### Work required
Show each line from the listing below that contains the word "node".

Some records:
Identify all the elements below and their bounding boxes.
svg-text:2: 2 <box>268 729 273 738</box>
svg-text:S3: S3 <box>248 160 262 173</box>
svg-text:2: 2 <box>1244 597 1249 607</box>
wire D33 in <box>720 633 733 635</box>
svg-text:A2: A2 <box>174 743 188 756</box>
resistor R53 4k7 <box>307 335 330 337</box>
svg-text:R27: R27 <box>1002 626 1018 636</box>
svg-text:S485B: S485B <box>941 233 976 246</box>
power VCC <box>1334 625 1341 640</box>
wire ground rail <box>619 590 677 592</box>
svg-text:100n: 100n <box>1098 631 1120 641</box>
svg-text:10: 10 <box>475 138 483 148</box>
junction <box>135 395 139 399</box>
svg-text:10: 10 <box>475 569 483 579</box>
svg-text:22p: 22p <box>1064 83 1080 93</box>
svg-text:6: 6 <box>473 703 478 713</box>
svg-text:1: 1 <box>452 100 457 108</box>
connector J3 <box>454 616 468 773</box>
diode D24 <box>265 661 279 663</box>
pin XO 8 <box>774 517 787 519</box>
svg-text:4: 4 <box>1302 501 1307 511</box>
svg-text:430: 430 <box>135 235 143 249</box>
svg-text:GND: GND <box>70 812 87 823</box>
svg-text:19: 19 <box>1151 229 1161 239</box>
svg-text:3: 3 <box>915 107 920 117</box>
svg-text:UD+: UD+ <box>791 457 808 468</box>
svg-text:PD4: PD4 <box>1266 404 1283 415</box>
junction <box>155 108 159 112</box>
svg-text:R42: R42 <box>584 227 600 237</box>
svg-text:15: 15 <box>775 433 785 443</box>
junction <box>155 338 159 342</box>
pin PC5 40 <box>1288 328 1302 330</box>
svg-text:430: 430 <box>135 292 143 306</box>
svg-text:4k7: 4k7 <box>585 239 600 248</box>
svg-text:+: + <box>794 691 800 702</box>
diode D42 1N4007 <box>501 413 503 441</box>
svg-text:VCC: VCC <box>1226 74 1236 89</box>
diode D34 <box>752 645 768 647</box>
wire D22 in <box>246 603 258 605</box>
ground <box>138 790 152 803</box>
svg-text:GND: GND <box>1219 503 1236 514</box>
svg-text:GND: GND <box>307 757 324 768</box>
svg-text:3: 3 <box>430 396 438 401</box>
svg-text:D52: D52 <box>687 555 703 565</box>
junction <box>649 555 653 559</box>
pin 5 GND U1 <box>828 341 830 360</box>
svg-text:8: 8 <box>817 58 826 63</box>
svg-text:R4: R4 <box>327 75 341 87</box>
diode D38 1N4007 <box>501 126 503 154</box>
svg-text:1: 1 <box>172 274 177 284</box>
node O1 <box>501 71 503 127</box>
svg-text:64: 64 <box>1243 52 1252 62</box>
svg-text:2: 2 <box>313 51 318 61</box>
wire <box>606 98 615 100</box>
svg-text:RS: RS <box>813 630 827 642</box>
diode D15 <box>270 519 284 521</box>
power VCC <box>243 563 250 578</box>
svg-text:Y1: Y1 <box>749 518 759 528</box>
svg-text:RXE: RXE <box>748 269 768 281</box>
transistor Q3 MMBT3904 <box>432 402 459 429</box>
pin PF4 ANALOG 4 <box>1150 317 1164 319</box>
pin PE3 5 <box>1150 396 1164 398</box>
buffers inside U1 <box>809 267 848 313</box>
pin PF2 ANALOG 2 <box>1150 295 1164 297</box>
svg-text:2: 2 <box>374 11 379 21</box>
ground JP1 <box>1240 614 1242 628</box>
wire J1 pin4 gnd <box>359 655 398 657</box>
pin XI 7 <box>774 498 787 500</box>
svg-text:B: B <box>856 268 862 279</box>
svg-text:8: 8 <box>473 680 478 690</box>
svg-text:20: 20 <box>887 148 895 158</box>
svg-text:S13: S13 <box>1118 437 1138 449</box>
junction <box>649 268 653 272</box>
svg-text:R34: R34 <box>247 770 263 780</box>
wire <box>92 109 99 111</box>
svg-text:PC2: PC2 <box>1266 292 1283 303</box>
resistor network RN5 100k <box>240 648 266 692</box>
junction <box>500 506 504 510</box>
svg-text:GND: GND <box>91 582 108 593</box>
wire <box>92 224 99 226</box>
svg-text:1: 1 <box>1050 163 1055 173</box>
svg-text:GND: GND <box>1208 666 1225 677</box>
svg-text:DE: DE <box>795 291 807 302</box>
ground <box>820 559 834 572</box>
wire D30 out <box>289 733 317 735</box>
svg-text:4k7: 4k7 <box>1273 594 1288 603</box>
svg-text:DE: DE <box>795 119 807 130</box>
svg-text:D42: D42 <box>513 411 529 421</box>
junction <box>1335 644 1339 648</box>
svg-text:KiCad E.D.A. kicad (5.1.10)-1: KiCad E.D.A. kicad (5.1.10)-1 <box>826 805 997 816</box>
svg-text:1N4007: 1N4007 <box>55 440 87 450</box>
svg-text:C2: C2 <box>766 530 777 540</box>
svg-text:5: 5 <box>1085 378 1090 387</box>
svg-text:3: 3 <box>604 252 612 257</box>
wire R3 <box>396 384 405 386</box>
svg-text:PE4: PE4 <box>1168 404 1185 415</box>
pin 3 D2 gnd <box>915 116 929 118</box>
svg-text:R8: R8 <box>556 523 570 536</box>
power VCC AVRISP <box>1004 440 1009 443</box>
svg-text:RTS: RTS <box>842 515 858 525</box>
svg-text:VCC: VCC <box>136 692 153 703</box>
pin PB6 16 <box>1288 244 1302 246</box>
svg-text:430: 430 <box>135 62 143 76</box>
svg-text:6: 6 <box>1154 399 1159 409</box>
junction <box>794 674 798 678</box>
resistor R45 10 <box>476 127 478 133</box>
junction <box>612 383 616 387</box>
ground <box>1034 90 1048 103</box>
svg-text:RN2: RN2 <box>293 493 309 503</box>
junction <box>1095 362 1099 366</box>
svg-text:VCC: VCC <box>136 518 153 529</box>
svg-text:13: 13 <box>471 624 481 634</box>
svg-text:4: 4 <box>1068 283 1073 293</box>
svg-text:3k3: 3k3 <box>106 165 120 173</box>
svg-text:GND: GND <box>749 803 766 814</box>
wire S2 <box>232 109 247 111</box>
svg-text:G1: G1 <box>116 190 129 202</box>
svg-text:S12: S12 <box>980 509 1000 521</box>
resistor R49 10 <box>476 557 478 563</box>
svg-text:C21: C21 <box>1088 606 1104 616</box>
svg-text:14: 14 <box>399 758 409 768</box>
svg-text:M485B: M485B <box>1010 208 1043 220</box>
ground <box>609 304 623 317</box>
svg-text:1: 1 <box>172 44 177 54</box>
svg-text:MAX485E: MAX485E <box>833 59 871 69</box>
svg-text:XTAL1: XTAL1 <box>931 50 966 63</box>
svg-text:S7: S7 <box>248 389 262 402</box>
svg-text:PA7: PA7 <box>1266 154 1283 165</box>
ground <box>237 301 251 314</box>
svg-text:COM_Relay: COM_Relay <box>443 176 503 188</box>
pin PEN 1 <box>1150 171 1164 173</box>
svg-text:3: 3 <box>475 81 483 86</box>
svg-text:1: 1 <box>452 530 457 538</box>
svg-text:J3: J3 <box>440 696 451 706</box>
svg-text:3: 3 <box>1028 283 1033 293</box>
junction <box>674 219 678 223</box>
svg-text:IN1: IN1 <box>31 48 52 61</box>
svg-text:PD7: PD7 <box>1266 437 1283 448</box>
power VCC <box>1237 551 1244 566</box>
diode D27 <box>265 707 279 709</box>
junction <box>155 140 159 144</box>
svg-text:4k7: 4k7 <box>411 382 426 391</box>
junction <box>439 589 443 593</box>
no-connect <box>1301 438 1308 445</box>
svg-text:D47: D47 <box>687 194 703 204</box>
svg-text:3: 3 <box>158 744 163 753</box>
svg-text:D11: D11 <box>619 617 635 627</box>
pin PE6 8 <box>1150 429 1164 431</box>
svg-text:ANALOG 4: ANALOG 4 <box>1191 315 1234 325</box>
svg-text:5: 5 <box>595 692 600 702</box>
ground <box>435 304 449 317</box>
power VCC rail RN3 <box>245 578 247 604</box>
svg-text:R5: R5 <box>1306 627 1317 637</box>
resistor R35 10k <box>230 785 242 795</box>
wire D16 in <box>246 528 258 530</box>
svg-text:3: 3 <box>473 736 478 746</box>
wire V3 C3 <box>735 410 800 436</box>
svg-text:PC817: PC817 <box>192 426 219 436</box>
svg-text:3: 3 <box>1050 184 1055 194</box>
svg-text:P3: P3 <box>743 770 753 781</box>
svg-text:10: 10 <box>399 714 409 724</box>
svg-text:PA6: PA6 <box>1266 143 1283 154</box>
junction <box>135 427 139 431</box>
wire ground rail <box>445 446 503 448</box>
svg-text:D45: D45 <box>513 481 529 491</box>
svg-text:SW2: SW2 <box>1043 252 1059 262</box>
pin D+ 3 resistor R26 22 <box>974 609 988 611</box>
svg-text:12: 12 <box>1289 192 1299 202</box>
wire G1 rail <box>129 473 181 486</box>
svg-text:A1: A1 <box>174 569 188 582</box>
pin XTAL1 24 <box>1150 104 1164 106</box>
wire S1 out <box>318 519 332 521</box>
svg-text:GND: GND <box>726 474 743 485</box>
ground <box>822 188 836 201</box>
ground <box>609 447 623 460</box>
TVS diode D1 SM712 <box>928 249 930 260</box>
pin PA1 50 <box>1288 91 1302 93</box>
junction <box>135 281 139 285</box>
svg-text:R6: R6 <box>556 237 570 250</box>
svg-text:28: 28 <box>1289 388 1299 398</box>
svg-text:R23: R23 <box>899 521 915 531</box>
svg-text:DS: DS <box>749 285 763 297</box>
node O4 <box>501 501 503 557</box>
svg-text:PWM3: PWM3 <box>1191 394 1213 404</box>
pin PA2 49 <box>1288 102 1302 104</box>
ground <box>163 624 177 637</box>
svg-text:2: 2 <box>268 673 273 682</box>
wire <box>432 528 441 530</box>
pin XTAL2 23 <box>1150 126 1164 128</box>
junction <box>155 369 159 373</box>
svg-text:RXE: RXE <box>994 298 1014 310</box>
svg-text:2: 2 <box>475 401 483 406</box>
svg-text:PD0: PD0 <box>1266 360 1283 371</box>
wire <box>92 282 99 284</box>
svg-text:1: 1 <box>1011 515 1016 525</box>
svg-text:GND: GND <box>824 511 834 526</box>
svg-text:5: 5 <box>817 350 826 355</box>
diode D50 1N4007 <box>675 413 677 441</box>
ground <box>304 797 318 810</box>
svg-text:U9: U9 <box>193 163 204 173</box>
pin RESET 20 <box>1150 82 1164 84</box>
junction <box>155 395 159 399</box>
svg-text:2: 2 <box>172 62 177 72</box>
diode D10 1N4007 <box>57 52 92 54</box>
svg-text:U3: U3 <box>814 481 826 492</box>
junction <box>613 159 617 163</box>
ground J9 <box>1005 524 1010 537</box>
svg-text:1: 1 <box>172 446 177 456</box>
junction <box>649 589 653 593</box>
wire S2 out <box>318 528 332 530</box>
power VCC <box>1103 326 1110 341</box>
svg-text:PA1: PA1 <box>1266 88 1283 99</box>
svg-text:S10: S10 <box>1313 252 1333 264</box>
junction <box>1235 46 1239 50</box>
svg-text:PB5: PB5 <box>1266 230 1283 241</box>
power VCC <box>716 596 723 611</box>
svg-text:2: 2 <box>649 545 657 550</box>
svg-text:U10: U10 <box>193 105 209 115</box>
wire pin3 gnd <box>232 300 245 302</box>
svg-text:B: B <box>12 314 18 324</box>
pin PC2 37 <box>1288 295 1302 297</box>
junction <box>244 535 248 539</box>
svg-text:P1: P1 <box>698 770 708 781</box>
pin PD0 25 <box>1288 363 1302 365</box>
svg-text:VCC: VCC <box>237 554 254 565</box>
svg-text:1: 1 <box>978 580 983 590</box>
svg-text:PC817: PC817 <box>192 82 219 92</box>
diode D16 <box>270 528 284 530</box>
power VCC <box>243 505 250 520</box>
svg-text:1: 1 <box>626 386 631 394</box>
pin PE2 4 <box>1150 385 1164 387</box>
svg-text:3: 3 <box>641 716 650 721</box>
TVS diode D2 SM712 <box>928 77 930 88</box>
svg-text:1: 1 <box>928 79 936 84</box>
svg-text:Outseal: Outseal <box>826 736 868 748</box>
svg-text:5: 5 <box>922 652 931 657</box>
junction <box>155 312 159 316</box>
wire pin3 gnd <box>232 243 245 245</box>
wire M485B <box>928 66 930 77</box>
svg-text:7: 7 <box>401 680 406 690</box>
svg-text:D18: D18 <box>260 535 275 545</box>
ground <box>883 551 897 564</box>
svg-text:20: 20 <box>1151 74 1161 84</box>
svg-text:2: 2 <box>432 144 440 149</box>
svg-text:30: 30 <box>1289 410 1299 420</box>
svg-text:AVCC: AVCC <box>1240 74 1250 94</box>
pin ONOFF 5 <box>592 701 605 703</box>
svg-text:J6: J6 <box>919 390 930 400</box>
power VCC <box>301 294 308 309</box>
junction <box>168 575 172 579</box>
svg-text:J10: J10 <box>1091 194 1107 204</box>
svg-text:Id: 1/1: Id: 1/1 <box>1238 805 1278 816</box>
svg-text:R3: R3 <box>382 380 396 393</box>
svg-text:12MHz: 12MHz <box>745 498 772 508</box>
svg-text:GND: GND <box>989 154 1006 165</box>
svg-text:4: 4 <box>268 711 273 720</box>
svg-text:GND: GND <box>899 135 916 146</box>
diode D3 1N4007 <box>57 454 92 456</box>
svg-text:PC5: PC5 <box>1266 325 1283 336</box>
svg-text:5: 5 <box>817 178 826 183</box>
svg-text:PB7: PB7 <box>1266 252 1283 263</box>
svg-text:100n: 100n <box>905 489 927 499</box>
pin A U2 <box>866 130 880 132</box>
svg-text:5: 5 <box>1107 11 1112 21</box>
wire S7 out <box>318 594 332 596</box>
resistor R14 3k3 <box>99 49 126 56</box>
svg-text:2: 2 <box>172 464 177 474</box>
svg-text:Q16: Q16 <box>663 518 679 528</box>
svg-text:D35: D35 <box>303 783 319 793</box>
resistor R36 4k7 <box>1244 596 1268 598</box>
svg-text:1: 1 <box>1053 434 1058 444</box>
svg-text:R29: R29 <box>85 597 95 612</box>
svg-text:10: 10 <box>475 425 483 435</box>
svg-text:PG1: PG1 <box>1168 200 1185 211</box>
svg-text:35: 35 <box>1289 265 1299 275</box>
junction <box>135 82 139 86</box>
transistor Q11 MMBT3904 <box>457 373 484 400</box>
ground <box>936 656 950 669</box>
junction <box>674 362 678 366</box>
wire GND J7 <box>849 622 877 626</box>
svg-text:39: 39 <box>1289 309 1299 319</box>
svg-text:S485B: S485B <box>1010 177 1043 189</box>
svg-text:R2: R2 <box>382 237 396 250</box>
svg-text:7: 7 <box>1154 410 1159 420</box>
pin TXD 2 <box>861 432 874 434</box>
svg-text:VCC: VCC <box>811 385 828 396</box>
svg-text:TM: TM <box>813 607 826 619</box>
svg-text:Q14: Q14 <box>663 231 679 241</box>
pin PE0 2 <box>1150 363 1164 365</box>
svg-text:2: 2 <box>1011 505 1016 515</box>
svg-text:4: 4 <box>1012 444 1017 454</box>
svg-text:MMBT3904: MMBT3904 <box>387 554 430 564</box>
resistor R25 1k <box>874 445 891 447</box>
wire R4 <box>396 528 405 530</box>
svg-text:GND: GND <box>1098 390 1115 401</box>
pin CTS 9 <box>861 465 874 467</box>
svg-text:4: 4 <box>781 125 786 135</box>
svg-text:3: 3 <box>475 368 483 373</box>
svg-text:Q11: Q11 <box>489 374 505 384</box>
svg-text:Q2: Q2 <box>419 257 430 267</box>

### Correct response
node O1 <box>501 71 503 127</box>
node O4 <box>501 501 503 557</box>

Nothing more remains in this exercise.